* **WHAT IS BEING ASKED**: Your task is to repeat all of the data exactly while excluding the pictures.

----------

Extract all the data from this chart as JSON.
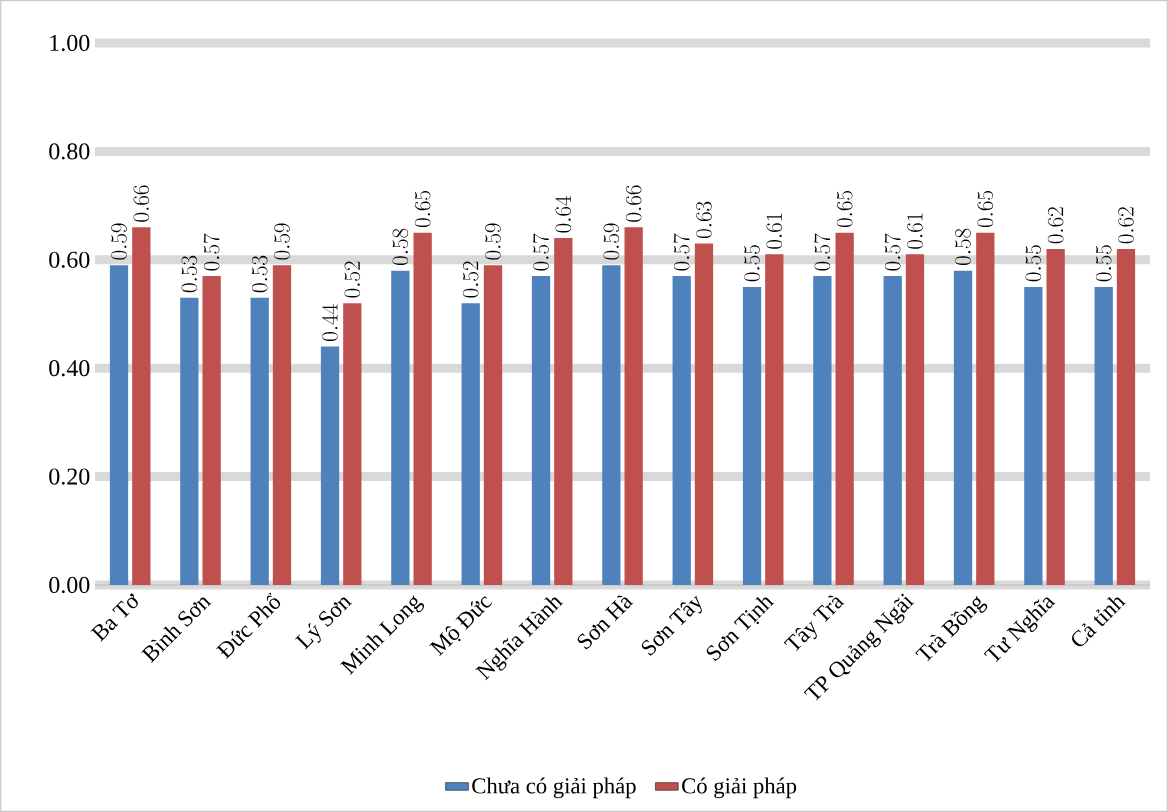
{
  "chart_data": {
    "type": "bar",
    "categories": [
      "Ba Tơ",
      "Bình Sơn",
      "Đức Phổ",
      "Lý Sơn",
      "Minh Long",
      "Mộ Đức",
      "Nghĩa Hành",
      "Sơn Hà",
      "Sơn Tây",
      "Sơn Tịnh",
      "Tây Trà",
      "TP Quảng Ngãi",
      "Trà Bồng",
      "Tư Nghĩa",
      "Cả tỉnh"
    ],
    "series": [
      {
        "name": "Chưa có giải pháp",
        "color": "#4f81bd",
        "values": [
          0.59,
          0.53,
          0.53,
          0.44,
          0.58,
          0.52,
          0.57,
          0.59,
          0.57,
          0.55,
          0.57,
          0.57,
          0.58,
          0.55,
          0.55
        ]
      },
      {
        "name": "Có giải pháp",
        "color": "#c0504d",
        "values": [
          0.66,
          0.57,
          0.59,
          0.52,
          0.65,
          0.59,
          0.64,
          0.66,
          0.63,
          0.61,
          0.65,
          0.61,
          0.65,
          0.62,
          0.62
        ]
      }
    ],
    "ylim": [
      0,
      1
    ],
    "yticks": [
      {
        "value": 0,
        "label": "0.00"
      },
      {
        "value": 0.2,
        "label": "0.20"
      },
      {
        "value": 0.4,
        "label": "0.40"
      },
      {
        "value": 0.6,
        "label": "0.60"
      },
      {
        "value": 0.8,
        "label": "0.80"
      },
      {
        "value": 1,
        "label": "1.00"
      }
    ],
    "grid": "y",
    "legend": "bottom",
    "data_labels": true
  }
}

----------

* **COMPLETED EXERCISE**:
Extract all the data from this chart as JSON.
{
  "chart_data": {
    "type": "bar",
    "categories": [
      "Ba Tơ",
      "Bình Sơn",
      "Đức Phổ",
      "Lý Sơn",
      "Minh Long",
      "Mộ Đức",
      "Nghĩa Hành",
      "Sơn Hà",
      "Sơn Tây",
      "Sơn Tịnh",
      "Tây Trà",
      "TP Quảng Ngãi",
      "Trà Bồng",
      "Tư Nghĩa",
      "Cả tỉnh"
    ],
    "series": [
      {
        "name": "Chưa có giải pháp",
        "color": "#4f81bd",
        "values": [
          0.59,
          0.53,
          0.53,
          0.44,
          0.58,
          0.52,
          0.57,
          0.59,
          0.57,
          0.55,
          0.57,
          0.57,
          0.58,
          0.55,
          0.55
        ]
      },
      {
        "name": "Có giải pháp",
        "color": "#c0504d",
        "values": [
          0.66,
          0.57,
          0.59,
          0.52,
          0.65,
          0.59,
          0.64,
          0.66,
          0.63,
          0.61,
          0.65,
          0.61,
          0.65,
          0.62,
          0.62
        ]
      }
    ],
    "ylim": [
      0,
      1
    ],
    "yticks": [
      {
        "value": 0,
        "label": "0.00"
      },
      {
        "value": 0.2,
        "label": "0.20"
      },
      {
        "value": 0.4,
        "label": "0.40"
      },
      {
        "value": 0.6,
        "label": "0.60"
      },
      {
        "value": 0.8,
        "label": "0.80"
      },
      {
        "value": 1,
        "label": "1.00"
      }
    ],
    "grid": "y",
    "legend": "bottom",
    "data_labels": true
  }
}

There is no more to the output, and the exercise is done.